Begin

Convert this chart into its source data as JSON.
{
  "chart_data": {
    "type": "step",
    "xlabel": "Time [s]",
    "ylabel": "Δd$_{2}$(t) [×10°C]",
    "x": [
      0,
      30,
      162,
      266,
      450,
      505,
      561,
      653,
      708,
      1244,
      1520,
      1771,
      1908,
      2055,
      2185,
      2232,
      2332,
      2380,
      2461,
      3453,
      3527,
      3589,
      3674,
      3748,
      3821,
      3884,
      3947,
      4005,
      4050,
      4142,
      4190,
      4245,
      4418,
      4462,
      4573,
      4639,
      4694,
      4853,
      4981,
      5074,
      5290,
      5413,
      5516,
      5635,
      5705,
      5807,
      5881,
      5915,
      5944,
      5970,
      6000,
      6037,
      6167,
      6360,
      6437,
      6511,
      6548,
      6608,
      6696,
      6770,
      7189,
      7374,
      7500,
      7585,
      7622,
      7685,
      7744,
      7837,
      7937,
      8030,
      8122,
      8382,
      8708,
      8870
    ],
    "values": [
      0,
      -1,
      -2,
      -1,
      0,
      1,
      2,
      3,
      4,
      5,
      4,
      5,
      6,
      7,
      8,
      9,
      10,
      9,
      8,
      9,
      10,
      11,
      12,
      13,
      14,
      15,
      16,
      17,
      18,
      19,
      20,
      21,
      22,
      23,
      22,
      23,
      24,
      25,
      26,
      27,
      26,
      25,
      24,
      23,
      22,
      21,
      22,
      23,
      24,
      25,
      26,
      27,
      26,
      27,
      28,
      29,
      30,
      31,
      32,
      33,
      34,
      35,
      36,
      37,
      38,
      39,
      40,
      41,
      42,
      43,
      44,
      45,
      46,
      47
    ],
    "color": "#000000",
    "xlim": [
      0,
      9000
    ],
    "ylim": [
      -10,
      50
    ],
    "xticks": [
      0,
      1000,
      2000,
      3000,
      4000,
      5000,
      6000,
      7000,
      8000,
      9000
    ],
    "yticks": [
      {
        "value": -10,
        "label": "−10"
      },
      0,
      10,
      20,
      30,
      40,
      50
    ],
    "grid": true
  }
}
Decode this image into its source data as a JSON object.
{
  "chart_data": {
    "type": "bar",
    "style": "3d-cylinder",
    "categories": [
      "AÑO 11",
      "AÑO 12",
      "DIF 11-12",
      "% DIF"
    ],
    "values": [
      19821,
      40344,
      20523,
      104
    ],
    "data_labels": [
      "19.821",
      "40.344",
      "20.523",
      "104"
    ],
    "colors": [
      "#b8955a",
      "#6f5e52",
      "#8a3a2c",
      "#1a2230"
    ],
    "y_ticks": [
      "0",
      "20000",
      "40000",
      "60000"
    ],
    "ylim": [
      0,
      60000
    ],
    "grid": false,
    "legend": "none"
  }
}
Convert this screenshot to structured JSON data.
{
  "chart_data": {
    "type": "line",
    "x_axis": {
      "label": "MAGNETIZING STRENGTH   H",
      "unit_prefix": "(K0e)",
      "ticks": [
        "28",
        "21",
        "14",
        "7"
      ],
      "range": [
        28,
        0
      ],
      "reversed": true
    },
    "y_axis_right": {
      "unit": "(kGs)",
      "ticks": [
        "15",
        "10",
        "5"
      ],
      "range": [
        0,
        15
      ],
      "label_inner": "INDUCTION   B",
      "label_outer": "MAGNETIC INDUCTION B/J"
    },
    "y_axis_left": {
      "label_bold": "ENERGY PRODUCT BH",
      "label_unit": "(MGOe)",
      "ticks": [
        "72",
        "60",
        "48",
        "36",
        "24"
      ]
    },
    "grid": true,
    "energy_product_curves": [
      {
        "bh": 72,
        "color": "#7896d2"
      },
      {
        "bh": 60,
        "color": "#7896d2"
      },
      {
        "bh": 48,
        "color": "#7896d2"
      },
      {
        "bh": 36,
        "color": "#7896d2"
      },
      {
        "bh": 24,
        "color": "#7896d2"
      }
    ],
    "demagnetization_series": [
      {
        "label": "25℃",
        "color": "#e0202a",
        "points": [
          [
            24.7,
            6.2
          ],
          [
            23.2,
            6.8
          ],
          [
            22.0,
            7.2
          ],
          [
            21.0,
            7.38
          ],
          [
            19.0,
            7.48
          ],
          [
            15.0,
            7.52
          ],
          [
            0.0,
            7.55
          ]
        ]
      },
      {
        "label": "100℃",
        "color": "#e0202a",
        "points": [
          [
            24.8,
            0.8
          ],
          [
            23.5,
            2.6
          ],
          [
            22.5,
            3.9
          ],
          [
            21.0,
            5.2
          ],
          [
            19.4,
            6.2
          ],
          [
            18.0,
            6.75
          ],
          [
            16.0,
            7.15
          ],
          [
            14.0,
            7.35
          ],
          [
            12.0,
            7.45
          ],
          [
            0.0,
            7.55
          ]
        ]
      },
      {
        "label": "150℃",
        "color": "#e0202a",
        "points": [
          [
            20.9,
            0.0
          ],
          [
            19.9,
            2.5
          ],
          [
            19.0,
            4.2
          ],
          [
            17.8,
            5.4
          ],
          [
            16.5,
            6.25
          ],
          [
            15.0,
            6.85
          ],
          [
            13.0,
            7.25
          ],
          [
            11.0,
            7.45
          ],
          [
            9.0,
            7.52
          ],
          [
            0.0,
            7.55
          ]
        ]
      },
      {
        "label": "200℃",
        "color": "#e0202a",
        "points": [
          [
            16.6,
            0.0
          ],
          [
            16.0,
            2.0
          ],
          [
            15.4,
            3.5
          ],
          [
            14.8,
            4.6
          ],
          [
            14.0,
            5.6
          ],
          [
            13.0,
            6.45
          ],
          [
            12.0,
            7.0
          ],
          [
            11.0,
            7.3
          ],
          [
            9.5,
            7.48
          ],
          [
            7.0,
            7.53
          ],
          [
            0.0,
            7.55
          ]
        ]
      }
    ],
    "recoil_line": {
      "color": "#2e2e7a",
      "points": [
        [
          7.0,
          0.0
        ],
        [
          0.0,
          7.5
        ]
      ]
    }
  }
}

End

### STATED PROBLEM
Return all of the above records exactly, leaving no line out.

### CORRECT RESULT
Convert this chart into its source data as JSON.
{
  "chart_data": {
    "type": "step",
    "xlabel": "Time [s]",
    "ylabel": "Δd$_{2}$(t) [×10°C]",
    "x": [
      0,
      30,
      162,
      266,
      450,
      505,
      561,
      653,
      708,
      1244,
      1520,
      1771,
      1908,
      2055,
      2185,
      2232,
      2332,
      2380,
      2461,
      3453,
      3527,
      3589,
      3674,
      3748,
      3821,
      3884,
      3947,
      4005,
      4050,
      4142,
      4190,
      4245,
      4418,
      4462,
      4573,
      4639,
      4694,
      4853,
      4981,
      5074,
      5290,
      5413,
      5516,
      5635,
      5705,
      5807,
      5881,
      5915,
      5944,
      5970,
      6000,
      6037,
      6167,
      6360,
      6437,
      6511,
      6548,
      6608,
      6696,
      6770,
      7189,
      7374,
      7500,
      7585,
      7622,
      7685,
      7744,
      7837,
      7937,
      8030,
      8122,
      8382,
      8708,
      8870
    ],
    "values": [
      0,
      -1,
      -2,
      -1,
      0,
      1,
      2,
      3,
      4,
      5,
      4,
      5,
      6,
      7,
      8,
      9,
      10,
      9,
      8,
      9,
      10,
      11,
      12,
      13,
      14,
      15,
      16,
      17,
      18,
      19,
      20,
      21,
      22,
      23,
      22,
      23,
      24,
      25,
      26,
      27,
      26,
      25,
      24,
      23,
      22,
      21,
      22,
      23,
      24,
      25,
      26,
      27,
      26,
      27,
      28,
      29,
      30,
      31,
      32,
      33,
      34,
      35,
      36,
      37,
      38,
      39,
      40,
      41,
      42,
      43,
      44,
      45,
      46,
      47
    ],
    "color": "#000000",
    "xlim": [
      0,
      9000
    ],
    "ylim": [
      -10,
      50
    ],
    "xticks": [
      0,
      1000,
      2000,
      3000,
      4000,
      5000,
      6000,
      7000,
      8000,
      9000
    ],
    "yticks": [
      {
        "value": -10,
        "label": "−10"
      },
      0,
      10,
      20,
      30,
      40,
      50
    ],
    "grid": true
  }
}
Decode this image into its source data as a JSON object.
{
  "chart_data": {
    "type": "bar",
    "style": "3d-cylinder",
    "categories": [
      "AÑO 11",
      "AÑO 12",
      "DIF 11-12",
      "% DIF"
    ],
    "values": [
      19821,
      40344,
      20523,
      104
    ],
    "data_labels": [
      "19.821",
      "40.344",
      "20.523",
      "104"
    ],
    "colors": [
      "#b8955a",
      "#6f5e52",
      "#8a3a2c",
      "#1a2230"
    ],
    "y_ticks": [
      "0",
      "20000",
      "40000",
      "60000"
    ],
    "ylim": [
      0,
      60000
    ],
    "grid": false,
    "legend": "none"
  }
}
Convert this screenshot to structured JSON data.
{
  "chart_data": {
    "type": "line",
    "x_axis": {
      "label": "MAGNETIZING STRENGTH   H",
      "unit_prefix": "(K0e)",
      "ticks": [
        "28",
        "21",
        "14",
        "7"
      ],
      "range": [
        28,
        0
      ],
      "reversed": true
    },
    "y_axis_right": {
      "unit": "(kGs)",
      "ticks": [
        "15",
        "10",
        "5"
      ],
      "range": [
        0,
        15
      ],
      "label_inner": "INDUCTION   B",
      "label_outer": "MAGNETIC INDUCTION B/J"
    },
    "y_axis_left": {
      "label_bold": "ENERGY PRODUCT BH",
      "label_unit": "(MGOe)",
      "ticks": [
        "72",
        "60",
        "48",
        "36",
        "24"
      ]
    },
    "grid": true,
    "energy_product_curves": [
      {
        "bh": 72,
        "color": "#7896d2"
      },
      {
        "bh": 60,
        "color": "#7896d2"
      },
      {
        "bh": 48,
        "color": "#7896d2"
      },
      {
        "bh": 36,
        "color": "#7896d2"
      },
      {
        "bh": 24,
        "color": "#7896d2"
      }
    ],
    "demagnetization_series": [
      {
        "label": "25℃",
        "color": "#e0202a",
        "points": [
          [
            24.7,
            6.2
          ],
          [
            23.2,
            6.8
          ],
          [
            22.0,
            7.2
          ],
          [
            21.0,
            7.38
          ],
          [
            19.0,
            7.48
          ],
          [
            15.0,
            7.52
          ],
          [
            0.0,
            7.55
          ]
        ]
      },
      {
        "label": "100℃",
        "color": "#e0202a",
        "points": [
          [
            24.8,
            0.8
          ],
          [
            23.5,
            2.6
          ],
          [
            22.5,
            3.9
          ],
          [
            21.0,
            5.2
          ],
          [
            19.4,
            6.2
          ],
          [
            18.0,
            6.75
          ],
          [
            16.0,
            7.15
          ],
          [
            14.0,
            7.35
          ],
          [
            12.0,
            7.45
          ],
          [
            0.0,
            7.55
          ]
        ]
      },
      {
        "label": "150℃",
        "color": "#e0202a",
        "points": [
          [
            20.9,
            0.0
          ],
          [
            19.9,
            2.5
          ],
          [
            19.0,
            4.2
          ],
          [
            17.8,
            5.4
          ],
          [
            16.5,
            6.25
          ],
          [
            15.0,
            6.85
          ],
          [
            13.0,
            7.25
          ],
          [
            11.0,
            7.45
          ],
          [
            9.0,
            7.52
          ],
          [
            0.0,
            7.55
          ]
        ]
      },
      {
        "label": "200℃",
        "color": "#e0202a",
        "points": [
          [
            16.6,
            0.0
          ],
          [
            16.0,
            2.0
          ],
          [
            15.4,
            3.5
          ],
          [
            14.8,
            4.6
          ],
          [
            14.0,
            5.6
          ],
          [
            13.0,
            6.45
          ],
          [
            12.0,
            7.0
          ],
          [
            11.0,
            7.3
          ],
          [
            9.5,
            7.48
          ],
          [
            7.0,
            7.53
          ],
          [
            0.0,
            7.55
          ]
        ]
      }
    ],
    "recoil_line": {
      "color": "#2e2e7a",
      "points": [
        [
          7.0,
          0.0
        ],
        [
          0.0,
          7.5
        ]
      ]
    }
  }
}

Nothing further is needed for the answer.